[Items from a data source]
----------------------------------------

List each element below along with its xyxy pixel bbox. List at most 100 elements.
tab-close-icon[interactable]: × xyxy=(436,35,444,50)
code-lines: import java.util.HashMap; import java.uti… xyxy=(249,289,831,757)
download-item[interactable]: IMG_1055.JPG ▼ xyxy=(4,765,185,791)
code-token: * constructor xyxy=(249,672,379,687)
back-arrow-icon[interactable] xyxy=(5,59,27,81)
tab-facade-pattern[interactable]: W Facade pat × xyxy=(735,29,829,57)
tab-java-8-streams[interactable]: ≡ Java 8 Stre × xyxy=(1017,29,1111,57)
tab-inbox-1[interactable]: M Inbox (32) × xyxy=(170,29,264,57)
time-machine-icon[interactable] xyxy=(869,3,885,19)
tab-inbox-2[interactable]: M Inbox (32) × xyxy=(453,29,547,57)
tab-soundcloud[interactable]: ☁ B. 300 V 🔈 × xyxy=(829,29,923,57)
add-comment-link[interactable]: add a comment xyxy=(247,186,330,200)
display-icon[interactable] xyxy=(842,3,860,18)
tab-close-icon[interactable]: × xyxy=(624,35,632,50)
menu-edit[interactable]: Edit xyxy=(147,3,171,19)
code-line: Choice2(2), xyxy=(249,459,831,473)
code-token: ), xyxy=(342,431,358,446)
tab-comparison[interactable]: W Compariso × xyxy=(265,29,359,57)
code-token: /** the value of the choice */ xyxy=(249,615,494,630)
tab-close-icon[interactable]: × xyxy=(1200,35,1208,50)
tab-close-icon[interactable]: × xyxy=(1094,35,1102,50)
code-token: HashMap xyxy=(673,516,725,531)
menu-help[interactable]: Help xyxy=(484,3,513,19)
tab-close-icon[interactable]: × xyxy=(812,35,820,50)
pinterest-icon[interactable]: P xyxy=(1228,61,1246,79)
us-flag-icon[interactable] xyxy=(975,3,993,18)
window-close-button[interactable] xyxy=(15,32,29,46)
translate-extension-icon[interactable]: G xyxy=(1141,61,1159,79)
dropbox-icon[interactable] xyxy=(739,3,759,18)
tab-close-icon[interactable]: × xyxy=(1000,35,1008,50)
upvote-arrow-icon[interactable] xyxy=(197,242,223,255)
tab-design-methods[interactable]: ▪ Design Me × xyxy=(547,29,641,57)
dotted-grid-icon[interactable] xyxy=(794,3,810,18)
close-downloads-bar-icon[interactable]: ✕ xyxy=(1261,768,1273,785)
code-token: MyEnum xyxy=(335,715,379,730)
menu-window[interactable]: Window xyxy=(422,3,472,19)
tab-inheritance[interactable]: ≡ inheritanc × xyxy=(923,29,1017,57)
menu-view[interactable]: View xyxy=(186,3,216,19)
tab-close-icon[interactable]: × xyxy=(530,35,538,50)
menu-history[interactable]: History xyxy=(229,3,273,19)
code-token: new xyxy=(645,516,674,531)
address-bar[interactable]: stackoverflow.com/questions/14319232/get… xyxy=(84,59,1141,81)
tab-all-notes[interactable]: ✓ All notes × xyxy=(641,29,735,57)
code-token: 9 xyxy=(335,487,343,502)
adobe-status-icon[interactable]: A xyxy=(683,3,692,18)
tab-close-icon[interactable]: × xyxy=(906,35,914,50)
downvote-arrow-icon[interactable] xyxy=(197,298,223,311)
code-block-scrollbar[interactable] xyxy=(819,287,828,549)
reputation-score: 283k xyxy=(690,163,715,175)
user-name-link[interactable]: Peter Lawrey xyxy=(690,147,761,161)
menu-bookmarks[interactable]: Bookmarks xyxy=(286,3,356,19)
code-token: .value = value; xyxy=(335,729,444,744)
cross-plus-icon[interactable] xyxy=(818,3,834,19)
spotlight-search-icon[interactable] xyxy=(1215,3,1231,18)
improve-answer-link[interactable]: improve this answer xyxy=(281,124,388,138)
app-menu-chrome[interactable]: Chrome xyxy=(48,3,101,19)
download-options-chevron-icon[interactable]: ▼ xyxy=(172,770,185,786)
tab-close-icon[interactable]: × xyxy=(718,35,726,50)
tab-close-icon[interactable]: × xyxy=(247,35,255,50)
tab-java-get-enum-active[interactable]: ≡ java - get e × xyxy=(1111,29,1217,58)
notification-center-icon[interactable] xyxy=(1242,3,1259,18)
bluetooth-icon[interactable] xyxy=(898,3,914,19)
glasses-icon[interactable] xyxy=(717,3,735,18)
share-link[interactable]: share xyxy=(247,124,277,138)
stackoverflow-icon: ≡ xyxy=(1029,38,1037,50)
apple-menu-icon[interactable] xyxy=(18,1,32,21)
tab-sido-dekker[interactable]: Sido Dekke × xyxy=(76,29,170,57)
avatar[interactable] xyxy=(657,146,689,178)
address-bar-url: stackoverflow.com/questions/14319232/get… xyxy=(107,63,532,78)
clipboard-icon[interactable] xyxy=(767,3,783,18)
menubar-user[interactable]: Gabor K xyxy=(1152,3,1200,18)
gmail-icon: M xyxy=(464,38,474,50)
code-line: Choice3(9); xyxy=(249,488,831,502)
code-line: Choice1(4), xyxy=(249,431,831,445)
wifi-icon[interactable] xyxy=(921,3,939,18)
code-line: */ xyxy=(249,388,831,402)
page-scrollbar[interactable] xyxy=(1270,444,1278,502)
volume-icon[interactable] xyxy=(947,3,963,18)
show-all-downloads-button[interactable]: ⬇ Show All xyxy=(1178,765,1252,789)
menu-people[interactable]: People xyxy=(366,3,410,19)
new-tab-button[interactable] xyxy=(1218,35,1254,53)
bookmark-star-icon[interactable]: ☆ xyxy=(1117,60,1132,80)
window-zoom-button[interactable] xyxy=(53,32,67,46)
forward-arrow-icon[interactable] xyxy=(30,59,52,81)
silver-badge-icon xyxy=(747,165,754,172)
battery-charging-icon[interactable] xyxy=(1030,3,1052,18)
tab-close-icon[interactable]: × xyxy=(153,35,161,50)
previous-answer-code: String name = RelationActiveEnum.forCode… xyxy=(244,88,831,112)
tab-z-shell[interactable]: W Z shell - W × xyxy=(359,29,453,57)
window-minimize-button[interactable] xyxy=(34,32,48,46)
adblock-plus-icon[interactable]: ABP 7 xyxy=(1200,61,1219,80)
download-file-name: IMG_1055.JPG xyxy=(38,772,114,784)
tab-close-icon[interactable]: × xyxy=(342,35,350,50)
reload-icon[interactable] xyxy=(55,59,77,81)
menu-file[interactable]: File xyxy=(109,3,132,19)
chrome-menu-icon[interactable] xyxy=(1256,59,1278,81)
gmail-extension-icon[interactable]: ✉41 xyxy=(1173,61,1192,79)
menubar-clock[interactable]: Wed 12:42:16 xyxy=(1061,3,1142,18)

----------------------------------------

EXERCISE AIM: Change every "tab-close-icon" in the data above to "tab-close-button" and write out all the lines again, leaving everything else unchanged.

RESULT OF THIS EXERCISE:
List each element below along with its xyxy pixel bbox. List at most 100 elements.
tab-close-button[interactable]: × xyxy=(436,35,444,50)
code-lines: import java.util.HashMap; import java.uti… xyxy=(249,289,831,757)
download-item[interactable]: IMG_1055.JPG ▼ xyxy=(4,765,185,791)
code-token: * constructor xyxy=(249,672,379,687)
back-arrow-icon[interactable] xyxy=(5,59,27,81)
tab-facade-pattern[interactable]: W Facade pat × xyxy=(735,29,829,57)
tab-java-8-streams[interactable]: ≡ Java 8 Stre × xyxy=(1017,29,1111,57)
tab-inbox-1[interactable]: M Inbox (32) × xyxy=(170,29,264,57)
time-machine-icon[interactable] xyxy=(869,3,885,19)
tab-inbox-2[interactable]: M Inbox (32) × xyxy=(453,29,547,57)
tab-soundcloud[interactable]: ☁ B. 300 V 🔈 × xyxy=(829,29,923,57)
add-comment-link[interactable]: add a comment xyxy=(247,186,330,200)
display-icon[interactable] xyxy=(842,3,860,18)
tab-close-button[interactable]: × xyxy=(624,35,632,50)
menu-edit[interactable]: Edit xyxy=(147,3,171,19)
code-line: Choice2(2), xyxy=(249,459,831,473)
code-token: ), xyxy=(342,431,358,446)
tab-comparison[interactable]: W Compariso × xyxy=(265,29,359,57)
code-token: /** the value of the choice */ xyxy=(249,615,494,630)
tab-close-button[interactable]: × xyxy=(1200,35,1208,50)
tab-close-button[interactable]: × xyxy=(1094,35,1102,50)
code-token: HashMap xyxy=(673,516,725,531)
menu-help[interactable]: Help xyxy=(484,3,513,19)
tab-close-button[interactable]: × xyxy=(812,35,820,50)
pinterest-icon[interactable]: P xyxy=(1228,61,1246,79)
us-flag-icon[interactable] xyxy=(975,3,993,18)
window-close-button[interactable] xyxy=(15,32,29,46)
translate-extension-icon[interactable]: G xyxy=(1141,61,1159,79)
dropbox-icon[interactable] xyxy=(739,3,759,18)
tab-close-button[interactable]: × xyxy=(1000,35,1008,50)
upvote-arrow-icon[interactable] xyxy=(197,242,223,255)
tab-design-methods[interactable]: ▪ Design Me × xyxy=(547,29,641,57)
dotted-grid-icon[interactable] xyxy=(794,3,810,18)
close-downloads-bar-icon[interactable]: ✕ xyxy=(1261,768,1273,785)
code-token: MyEnum xyxy=(335,715,379,730)
menu-window[interactable]: Window xyxy=(422,3,472,19)
tab-inheritance[interactable]: ≡ inheritanc × xyxy=(923,29,1017,57)
menu-view[interactable]: View xyxy=(186,3,216,19)
tab-close-button[interactable]: × xyxy=(530,35,538,50)
menu-history[interactable]: History xyxy=(229,3,273,19)
code-token: new xyxy=(645,516,674,531)
address-bar[interactable]: stackoverflow.com/questions/14319232/get… xyxy=(84,59,1141,81)
tab-all-notes[interactable]: ✓ All notes × xyxy=(641,29,735,57)
code-token: 9 xyxy=(335,487,343,502)
adobe-status-icon[interactable]: A xyxy=(683,3,692,18)
tab-close-button[interactable]: × xyxy=(906,35,914,50)
downvote-arrow-icon[interactable] xyxy=(197,298,223,311)
code-block-scrollbar[interactable] xyxy=(819,287,828,549)
reputation-score: 283k xyxy=(690,163,715,175)
user-name-link[interactable]: Peter Lawrey xyxy=(690,147,761,161)
menu-bookmarks[interactable]: Bookmarks xyxy=(286,3,356,19)
code-token: .value = value; xyxy=(335,729,444,744)
cross-plus-icon[interactable] xyxy=(818,3,834,19)
spotlight-search-icon[interactable] xyxy=(1215,3,1231,18)
improve-answer-link[interactable]: improve this answer xyxy=(281,124,388,138)
app-menu-chrome[interactable]: Chrome xyxy=(48,3,101,19)
download-options-chevron-icon[interactable]: ▼ xyxy=(172,770,185,786)
tab-close-button[interactable]: × xyxy=(718,35,726,50)
tab-close-button[interactable]: × xyxy=(247,35,255,50)
tab-java-get-enum-active[interactable]: ≡ java - get e × xyxy=(1111,29,1217,58)
notification-center-icon[interactable] xyxy=(1242,3,1259,18)
bluetooth-icon[interactable] xyxy=(898,3,914,19)
glasses-icon[interactable] xyxy=(717,3,735,18)
share-link[interactable]: share xyxy=(247,124,277,138)
stackoverflow-icon: ≡ xyxy=(1029,38,1037,50)
apple-menu-icon[interactable] xyxy=(18,1,32,21)
tab-sido-dekker[interactable]: Sido Dekke × xyxy=(76,29,170,57)
avatar[interactable] xyxy=(657,146,689,178)
address-bar-url: stackoverflow.com/questions/14319232/get… xyxy=(107,63,532,78)
clipboard-icon[interactable] xyxy=(767,3,783,18)
menubar-user[interactable]: Gabor K xyxy=(1152,3,1200,18)
gmail-icon: M xyxy=(464,38,474,50)
code-line: Choice3(9); xyxy=(249,488,831,502)
code-line: Choice1(4), xyxy=(249,431,831,445)
wifi-icon[interactable] xyxy=(921,3,939,18)
code-line: */ xyxy=(249,388,831,402)
page-scrollbar[interactable] xyxy=(1270,444,1278,502)
volume-icon[interactable] xyxy=(947,3,963,18)
show-all-downloads-button[interactable]: ⬇ Show All xyxy=(1178,765,1252,789)
menu-people[interactable]: People xyxy=(366,3,410,19)
new-tab-button[interactable] xyxy=(1218,35,1254,53)
bookmark-star-icon[interactable]: ☆ xyxy=(1117,60,1132,80)
window-zoom-button[interactable] xyxy=(53,32,67,46)
forward-arrow-icon[interactable] xyxy=(30,59,52,81)
silver-badge-icon xyxy=(747,165,754,172)
battery-charging-icon[interactable] xyxy=(1030,3,1052,18)
tab-close-button[interactable]: × xyxy=(153,35,161,50)
previous-answer-code: String name = RelationActiveEnum.forCode… xyxy=(244,88,831,112)
tab-z-shell[interactable]: W Z shell - W × xyxy=(359,29,453,57)
window-minimize-button[interactable] xyxy=(34,32,48,46)
adblock-plus-icon[interactable]: ABP 7 xyxy=(1200,61,1219,80)
download-file-name: IMG_1055.JPG xyxy=(38,772,114,784)
tab-close-button[interactable]: × xyxy=(342,35,350,50)
reload-icon[interactable] xyxy=(55,59,77,81)
menu-file[interactable]: File xyxy=(109,3,132,19)
chrome-menu-icon[interactable] xyxy=(1256,59,1278,81)
gmail-extension-icon[interactable]: ✉41 xyxy=(1173,61,1192,79)
menubar-clock[interactable]: Wed 12:42:16 xyxy=(1061,3,1142,18)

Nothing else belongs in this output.